EXERCISE DIRECTIONS: Each entry should be written out once more, exactly as given below.

Document text records:
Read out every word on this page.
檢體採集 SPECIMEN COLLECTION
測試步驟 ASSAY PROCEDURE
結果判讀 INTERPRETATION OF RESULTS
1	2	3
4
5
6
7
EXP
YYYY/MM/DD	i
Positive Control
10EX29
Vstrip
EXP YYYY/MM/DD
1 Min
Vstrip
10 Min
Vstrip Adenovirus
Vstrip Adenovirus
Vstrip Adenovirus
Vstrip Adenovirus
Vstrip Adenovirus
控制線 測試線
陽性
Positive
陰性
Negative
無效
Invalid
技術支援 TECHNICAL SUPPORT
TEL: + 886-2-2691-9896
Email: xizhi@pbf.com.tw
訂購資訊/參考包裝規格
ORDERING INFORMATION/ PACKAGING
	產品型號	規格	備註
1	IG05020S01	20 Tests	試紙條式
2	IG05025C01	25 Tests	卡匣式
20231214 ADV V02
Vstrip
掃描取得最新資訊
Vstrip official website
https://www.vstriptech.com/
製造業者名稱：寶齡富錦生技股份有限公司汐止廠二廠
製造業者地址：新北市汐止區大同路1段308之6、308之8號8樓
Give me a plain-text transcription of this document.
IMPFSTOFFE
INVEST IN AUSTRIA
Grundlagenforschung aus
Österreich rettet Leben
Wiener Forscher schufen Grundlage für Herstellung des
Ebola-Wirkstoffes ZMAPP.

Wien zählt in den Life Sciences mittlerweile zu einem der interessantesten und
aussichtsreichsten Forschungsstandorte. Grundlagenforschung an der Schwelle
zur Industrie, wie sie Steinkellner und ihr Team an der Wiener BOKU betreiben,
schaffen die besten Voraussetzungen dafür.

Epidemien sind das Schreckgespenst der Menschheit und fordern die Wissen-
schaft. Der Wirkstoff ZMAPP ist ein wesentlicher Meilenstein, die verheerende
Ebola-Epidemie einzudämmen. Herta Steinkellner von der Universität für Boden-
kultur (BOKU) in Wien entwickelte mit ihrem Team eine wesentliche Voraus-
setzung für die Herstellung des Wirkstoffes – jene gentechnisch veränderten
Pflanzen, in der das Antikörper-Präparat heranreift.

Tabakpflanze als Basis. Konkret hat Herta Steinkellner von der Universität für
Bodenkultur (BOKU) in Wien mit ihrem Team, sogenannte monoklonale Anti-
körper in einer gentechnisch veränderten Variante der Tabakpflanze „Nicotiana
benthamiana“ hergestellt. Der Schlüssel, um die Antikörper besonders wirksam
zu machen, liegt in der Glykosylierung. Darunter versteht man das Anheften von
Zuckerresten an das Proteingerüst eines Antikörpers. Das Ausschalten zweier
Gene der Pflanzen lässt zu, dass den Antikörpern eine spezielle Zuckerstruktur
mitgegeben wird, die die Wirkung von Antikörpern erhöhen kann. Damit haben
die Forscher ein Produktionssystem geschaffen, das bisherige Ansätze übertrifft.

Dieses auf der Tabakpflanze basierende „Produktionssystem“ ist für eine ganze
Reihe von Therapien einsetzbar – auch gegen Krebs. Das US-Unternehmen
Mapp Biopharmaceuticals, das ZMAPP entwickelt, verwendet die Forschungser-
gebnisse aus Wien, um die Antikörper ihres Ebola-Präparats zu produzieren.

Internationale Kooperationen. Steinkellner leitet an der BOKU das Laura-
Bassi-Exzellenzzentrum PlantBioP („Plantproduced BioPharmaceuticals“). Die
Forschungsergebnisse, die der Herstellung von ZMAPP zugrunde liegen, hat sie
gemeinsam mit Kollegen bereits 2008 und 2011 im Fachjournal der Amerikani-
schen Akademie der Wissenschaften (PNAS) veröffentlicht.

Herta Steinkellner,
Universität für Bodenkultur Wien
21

RESPONSE TO THIS EXERCISE:
Read out every word on this page.
檢體採集 SPECIMEN COLLECTION
測試步驟 ASSAY PROCEDURE
結果判讀 INTERPRETATION OF RESULTS
1	2	3
4
5
6
7
EXP
YYYY/MM/DD	i
Positive Control
10EX29
Vstrip
EXP YYYY/MM/DD
1 Min
Vstrip
10 Min
Vstrip Adenovirus
Vstrip Adenovirus
Vstrip Adenovirus
Vstrip Adenovirus
Vstrip Adenovirus
控制線 測試線
陽性
Positive
陰性
Negative
無效
Invalid
技術支援 TECHNICAL SUPPORT
TEL: + 886-2-2691-9896
Email: xizhi@pbf.com.tw
訂購資訊/參考包裝規格
ORDERING INFORMATION/ PACKAGING
	產品型號	規格	備註
1	IG05020S01	20 Tests	試紙條式
2	IG05025C01	25 Tests	卡匣式
20231214 ADV V02
Vstrip
掃描取得最新資訊
Vstrip official website
https://www.vstriptech.com/
製造業者名稱：寶齡富錦生技股份有限公司汐止廠二廠
製造業者地址：新北市汐止區大同路1段308之6、308之8號8樓
Give me a plain-text transcription of this document.
IMPFSTOFFE
INVEST IN AUSTRIA
Grundlagenforschung aus
Österreich rettet Leben
Wiener Forscher schufen Grundlage für Herstellung des
Ebola-Wirkstoffes ZMAPP.

Wien zählt in den Life Sciences mittlerweile zu einem der interessantesten und
aussichtsreichsten Forschungsstandorte. Grundlagenforschung an der Schwelle
zur Industrie, wie sie Steinkellner und ihr Team an der Wiener BOKU betreiben,
schaffen die besten Voraussetzungen dafür.

Epidemien sind das Schreckgespenst der Menschheit und fordern die Wissen-
schaft. Der Wirkstoff ZMAPP ist ein wesentlicher Meilenstein, die verheerende
Ebola-Epidemie einzudämmen. Herta Steinkellner von der Universität für Boden-
kultur (BOKU) in Wien entwickelte mit ihrem Team eine wesentliche Voraus-
setzung für die Herstellung des Wirkstoffes – jene gentechnisch veränderten
Pflanzen, in der das Antikörper-Präparat heranreift.

Tabakpflanze als Basis. Konkret hat Herta Steinkellner von der Universität für
Bodenkultur (BOKU) in Wien mit ihrem Team, sogenannte monoklonale Anti-
körper in einer gentechnisch veränderten Variante der Tabakpflanze „Nicotiana
benthamiana“ hergestellt. Der Schlüssel, um die Antikörper besonders wirksam
zu machen, liegt in der Glykosylierung. Darunter versteht man das Anheften von
Zuckerresten an das Proteingerüst eines Antikörpers. Das Ausschalten zweier
Gene der Pflanzen lässt zu, dass den Antikörpern eine spezielle Zuckerstruktur
mitgegeben wird, die die Wirkung von Antikörpern erhöhen kann. Damit haben
die Forscher ein Produktionssystem geschaffen, das bisherige Ansätze übertrifft.

Dieses auf der Tabakpflanze basierende „Produktionssystem“ ist für eine ganze
Reihe von Therapien einsetzbar – auch gegen Krebs. Das US-Unternehmen
Mapp Biopharmaceuticals, das ZMAPP entwickelt, verwendet die Forschungser-
gebnisse aus Wien, um die Antikörper ihres Ebola-Präparats zu produzieren.

Internationale Kooperationen. Steinkellner leitet an der BOKU das Laura-
Bassi-Exzellenzzentrum PlantBioP („Plantproduced BioPharmaceuticals“). Die
Forschungsergebnisse, die der Herstellung von ZMAPP zugrunde liegen, hat sie
gemeinsam mit Kollegen bereits 2008 und 2011 im Fachjournal der Amerikani-
schen Akademie der Wissenschaften (PNAS) veröffentlicht.

Herta Steinkellner,
Universität für Bodenkultur Wien
21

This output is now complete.